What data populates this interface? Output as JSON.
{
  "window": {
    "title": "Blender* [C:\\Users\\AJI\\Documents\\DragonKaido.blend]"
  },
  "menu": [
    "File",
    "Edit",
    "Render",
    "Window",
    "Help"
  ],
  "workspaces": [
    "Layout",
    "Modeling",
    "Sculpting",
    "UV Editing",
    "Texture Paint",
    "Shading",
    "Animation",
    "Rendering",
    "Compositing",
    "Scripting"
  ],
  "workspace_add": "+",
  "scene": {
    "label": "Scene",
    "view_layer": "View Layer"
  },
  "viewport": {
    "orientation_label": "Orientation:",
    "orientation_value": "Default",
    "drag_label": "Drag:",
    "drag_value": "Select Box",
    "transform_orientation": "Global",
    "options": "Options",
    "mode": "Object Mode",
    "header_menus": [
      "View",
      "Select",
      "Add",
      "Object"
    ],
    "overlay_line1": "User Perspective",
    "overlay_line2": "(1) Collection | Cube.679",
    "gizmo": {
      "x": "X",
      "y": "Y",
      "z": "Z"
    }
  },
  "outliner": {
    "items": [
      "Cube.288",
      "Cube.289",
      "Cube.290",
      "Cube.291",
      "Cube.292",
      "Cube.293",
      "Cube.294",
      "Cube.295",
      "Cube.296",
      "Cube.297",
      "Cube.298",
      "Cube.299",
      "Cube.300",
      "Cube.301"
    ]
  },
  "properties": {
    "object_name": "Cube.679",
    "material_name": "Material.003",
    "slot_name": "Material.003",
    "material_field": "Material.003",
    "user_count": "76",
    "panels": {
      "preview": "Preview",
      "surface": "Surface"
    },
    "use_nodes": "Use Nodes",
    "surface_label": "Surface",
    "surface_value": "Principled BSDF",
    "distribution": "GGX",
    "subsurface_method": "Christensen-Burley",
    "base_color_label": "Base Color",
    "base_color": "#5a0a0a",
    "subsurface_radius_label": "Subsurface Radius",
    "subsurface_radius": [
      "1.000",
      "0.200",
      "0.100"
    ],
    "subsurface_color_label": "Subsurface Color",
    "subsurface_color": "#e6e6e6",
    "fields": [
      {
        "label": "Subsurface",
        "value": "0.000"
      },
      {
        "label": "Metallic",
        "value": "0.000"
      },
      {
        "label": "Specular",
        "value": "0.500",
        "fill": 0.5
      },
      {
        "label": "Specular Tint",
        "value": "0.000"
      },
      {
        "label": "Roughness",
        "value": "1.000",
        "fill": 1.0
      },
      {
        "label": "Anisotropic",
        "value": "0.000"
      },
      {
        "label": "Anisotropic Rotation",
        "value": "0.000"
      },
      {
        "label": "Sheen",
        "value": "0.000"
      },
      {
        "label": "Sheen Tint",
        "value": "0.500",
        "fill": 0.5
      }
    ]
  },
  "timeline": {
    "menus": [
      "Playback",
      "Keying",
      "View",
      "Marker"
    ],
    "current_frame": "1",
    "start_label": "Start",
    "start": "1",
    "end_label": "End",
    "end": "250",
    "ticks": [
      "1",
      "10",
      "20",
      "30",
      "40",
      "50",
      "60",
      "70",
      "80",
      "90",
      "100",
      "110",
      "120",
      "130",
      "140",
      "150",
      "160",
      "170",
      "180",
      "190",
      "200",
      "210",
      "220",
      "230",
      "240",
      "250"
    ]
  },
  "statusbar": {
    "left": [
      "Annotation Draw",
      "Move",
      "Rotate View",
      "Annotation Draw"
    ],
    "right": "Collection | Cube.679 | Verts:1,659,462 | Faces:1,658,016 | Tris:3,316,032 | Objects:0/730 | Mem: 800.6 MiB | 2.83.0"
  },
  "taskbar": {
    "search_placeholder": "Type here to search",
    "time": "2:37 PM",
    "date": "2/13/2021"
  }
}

════

**Short exercise**
All of the material above needs to be retyped word for word.

**Response to this exercise**
What data populates this interface? Output as JSON.
{
  "window": {
    "title": "Blender* [C:\\Users\\AJI\\Documents\\DragonKaido.blend]"
  },
  "menu": [
    "File",
    "Edit",
    "Render",
    "Window",
    "Help"
  ],
  "workspaces": [
    "Layout",
    "Modeling",
    "Sculpting",
    "UV Editing",
    "Texture Paint",
    "Shading",
    "Animation",
    "Rendering",
    "Compositing",
    "Scripting"
  ],
  "workspace_add": "+",
  "scene": {
    "label": "Scene",
    "view_layer": "View Layer"
  },
  "viewport": {
    "orientation_label": "Orientation:",
    "orientation_value": "Default",
    "drag_label": "Drag:",
    "drag_value": "Select Box",
    "transform_orientation": "Global",
    "options": "Options",
    "mode": "Object Mode",
    "header_menus": [
      "View",
      "Select",
      "Add",
      "Object"
    ],
    "overlay_line1": "User Perspective",
    "overlay_line2": "(1) Collection | Cube.679",
    "gizmo": {
      "x": "X",
      "y": "Y",
      "z": "Z"
    }
  },
  "outliner": {
    "items": [
      "Cube.288",
      "Cube.289",
      "Cube.290",
      "Cube.291",
      "Cube.292",
      "Cube.293",
      "Cube.294",
      "Cube.295",
      "Cube.296",
      "Cube.297",
      "Cube.298",
      "Cube.299",
      "Cube.300",
      "Cube.301"
    ]
  },
  "properties": {
    "object_name": "Cube.679",
    "material_name": "Material.003",
    "slot_name": "Material.003",
    "material_field": "Material.003",
    "user_count": "76",
    "panels": {
      "preview": "Preview",
      "surface": "Surface"
    },
    "use_nodes": "Use Nodes",
    "surface_label": "Surface",
    "surface_value": "Principled BSDF",
    "distribution": "GGX",
    "subsurface_method": "Christensen-Burley",
    "base_color_label": "Base Color",
    "base_color": "#5a0a0a",
    "subsurface_radius_label": "Subsurface Radius",
    "subsurface_radius": [
      "1.000",
      "0.200",
      "0.100"
    ],
    "subsurface_color_label": "Subsurface Color",
    "subsurface_color": "#e6e6e6",
    "fields": [
      {
        "label": "Subsurface",
        "value": "0.000"
      },
      {
        "label": "Metallic",
        "value": "0.000"
      },
      {
        "label": "Specular",
        "value": "0.500",
        "fill": 0.5
      },
      {
        "label": "Specular Tint",
        "value": "0.000"
      },
      {
        "label": "Roughness",
        "value": "1.000",
        "fill": 1.0
      },
      {
        "label": "Anisotropic",
        "value": "0.000"
      },
      {
        "label": "Anisotropic Rotation",
        "value": "0.000"
      },
      {
        "label": "Sheen",
        "value": "0.000"
      },
      {
        "label": "Sheen Tint",
        "value": "0.500",
        "fill": 0.5
      }
    ]
  },
  "timeline": {
    "menus": [
      "Playback",
      "Keying",
      "View",
      "Marker"
    ],
    "current_frame": "1",
    "start_label": "Start",
    "start": "1",
    "end_label": "End",
    "end": "250",
    "ticks": [
      "1",
      "10",
      "20",
      "30",
      "40",
      "50",
      "60",
      "70",
      "80",
      "90",
      "100",
      "110",
      "120",
      "130",
      "140",
      "150",
      "160",
      "170",
      "180",
      "190",
      "200",
      "210",
      "220",
      "230",
      "240",
      "250"
    ]
  },
  "statusbar": {
    "left": [
      "Annotation Draw",
      "Move",
      "Rotate View",
      "Annotation Draw"
    ],
    "right": "Collection | Cube.679 | Verts:1,659,462 | Faces:1,658,016 | Tris:3,316,032 | Objects:0/730 | Mem: 800.6 MiB | 2.83.0"
  },
  "taskbar": {
    "search_placeholder": "Type here to search",
    "time": "2:37 PM",
    "date": "2/13/2021"
  }
}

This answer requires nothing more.